EXERCISE GOAL: Go through the listing and copy each line with the string "name".

Figure record listings:

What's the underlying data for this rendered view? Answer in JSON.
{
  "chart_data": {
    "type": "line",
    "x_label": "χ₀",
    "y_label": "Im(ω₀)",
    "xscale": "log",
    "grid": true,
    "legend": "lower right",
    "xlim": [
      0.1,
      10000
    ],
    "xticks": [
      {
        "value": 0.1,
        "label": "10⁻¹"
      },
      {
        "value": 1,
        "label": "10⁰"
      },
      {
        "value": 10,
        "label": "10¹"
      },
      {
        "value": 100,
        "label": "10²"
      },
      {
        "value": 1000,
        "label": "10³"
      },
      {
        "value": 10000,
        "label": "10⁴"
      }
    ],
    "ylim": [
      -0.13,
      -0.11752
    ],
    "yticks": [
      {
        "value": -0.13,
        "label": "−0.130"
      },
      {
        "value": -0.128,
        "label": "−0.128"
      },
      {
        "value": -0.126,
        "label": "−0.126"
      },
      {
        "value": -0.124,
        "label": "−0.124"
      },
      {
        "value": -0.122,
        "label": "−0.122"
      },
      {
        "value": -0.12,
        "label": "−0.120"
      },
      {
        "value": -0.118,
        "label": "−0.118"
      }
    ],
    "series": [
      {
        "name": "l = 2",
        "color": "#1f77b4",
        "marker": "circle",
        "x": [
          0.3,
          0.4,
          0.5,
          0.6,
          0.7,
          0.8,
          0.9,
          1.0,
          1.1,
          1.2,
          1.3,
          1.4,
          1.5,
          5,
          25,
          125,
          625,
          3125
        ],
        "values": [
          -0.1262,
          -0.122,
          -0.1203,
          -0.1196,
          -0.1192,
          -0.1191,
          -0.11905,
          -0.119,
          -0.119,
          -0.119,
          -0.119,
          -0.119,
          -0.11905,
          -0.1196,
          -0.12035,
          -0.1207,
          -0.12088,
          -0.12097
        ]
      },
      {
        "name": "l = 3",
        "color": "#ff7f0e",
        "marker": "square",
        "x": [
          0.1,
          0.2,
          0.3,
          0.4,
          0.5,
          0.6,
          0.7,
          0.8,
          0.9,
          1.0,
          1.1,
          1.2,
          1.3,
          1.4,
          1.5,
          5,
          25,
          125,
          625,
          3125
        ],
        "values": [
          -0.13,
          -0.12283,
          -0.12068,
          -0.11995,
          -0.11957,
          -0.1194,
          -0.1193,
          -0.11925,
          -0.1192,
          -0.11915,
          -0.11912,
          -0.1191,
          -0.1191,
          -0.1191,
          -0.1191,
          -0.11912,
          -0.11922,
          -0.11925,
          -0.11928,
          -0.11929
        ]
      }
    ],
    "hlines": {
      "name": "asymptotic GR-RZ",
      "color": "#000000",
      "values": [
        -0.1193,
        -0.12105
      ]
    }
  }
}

EXERCISE SOLUTION:
        "name": "l = 2",
        "name": "l = 3",
      "name": "asymptotic GR-RZ",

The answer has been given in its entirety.